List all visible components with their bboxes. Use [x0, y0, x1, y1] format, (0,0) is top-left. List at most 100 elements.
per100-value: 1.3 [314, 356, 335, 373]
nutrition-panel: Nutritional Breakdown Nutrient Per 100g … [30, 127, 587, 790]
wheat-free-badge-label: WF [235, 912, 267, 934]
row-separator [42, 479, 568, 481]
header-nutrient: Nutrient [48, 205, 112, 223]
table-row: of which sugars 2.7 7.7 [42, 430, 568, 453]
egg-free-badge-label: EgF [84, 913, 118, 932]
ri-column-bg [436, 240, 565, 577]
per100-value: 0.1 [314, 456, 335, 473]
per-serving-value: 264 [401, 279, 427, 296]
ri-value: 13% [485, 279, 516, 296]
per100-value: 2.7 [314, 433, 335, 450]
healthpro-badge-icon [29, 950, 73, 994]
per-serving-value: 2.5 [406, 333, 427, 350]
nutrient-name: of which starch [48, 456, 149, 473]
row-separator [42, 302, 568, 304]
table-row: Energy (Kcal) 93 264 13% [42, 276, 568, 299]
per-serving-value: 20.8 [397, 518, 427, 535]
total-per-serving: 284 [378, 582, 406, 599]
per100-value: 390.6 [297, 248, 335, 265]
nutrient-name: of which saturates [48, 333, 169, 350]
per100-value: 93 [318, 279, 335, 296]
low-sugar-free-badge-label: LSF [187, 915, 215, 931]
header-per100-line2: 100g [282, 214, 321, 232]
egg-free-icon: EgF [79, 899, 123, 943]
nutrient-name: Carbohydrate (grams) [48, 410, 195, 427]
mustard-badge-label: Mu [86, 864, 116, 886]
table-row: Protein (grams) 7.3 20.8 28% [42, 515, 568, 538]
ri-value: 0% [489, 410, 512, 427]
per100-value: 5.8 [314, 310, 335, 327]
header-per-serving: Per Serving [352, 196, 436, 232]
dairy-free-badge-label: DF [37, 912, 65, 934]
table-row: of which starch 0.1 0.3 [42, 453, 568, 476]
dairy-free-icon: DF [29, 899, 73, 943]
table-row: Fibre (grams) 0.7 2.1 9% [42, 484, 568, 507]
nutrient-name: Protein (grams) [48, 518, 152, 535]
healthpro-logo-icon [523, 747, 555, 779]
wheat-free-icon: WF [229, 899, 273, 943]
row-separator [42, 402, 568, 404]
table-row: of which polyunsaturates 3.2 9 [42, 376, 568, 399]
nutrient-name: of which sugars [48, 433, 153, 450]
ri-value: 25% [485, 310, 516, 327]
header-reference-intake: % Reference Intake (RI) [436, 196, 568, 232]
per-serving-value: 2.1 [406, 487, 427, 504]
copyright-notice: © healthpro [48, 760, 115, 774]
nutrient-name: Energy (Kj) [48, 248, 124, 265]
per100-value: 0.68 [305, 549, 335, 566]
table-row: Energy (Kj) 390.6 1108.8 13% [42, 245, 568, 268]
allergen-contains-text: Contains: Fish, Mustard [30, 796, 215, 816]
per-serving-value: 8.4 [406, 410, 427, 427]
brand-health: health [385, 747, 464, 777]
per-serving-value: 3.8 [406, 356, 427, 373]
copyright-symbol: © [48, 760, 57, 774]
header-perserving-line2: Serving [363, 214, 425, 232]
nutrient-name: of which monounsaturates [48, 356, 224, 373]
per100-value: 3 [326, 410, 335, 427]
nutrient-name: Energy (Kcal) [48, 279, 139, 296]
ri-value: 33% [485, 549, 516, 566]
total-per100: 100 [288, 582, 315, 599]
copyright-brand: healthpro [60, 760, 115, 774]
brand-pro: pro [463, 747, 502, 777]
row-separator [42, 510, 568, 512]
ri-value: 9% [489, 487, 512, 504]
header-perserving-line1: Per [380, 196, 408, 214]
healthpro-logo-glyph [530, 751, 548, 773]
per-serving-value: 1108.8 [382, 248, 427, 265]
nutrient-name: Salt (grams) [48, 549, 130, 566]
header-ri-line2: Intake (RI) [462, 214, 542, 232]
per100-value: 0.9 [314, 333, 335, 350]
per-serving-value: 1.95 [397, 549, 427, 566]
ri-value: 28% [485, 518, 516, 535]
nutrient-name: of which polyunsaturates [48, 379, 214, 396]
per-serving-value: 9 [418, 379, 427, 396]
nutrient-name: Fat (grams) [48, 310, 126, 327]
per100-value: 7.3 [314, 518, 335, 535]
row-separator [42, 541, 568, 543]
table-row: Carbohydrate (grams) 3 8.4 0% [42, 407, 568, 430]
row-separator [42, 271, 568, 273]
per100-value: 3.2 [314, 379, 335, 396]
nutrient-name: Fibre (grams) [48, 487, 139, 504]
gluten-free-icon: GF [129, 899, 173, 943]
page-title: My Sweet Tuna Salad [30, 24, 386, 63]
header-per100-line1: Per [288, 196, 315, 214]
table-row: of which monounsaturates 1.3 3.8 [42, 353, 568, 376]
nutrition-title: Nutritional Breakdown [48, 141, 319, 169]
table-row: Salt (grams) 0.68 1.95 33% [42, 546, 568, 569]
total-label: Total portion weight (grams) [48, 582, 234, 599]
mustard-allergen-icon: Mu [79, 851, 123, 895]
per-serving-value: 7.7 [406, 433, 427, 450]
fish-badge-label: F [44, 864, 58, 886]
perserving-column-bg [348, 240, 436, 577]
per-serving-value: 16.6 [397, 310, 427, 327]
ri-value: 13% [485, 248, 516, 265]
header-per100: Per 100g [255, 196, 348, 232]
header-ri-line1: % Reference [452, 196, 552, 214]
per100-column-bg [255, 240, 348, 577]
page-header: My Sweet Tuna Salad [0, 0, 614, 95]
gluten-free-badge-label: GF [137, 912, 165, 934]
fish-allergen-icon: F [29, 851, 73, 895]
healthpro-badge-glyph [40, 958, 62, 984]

= = =

Report only a number, the count of lines in the listing that contain the word "separator".

6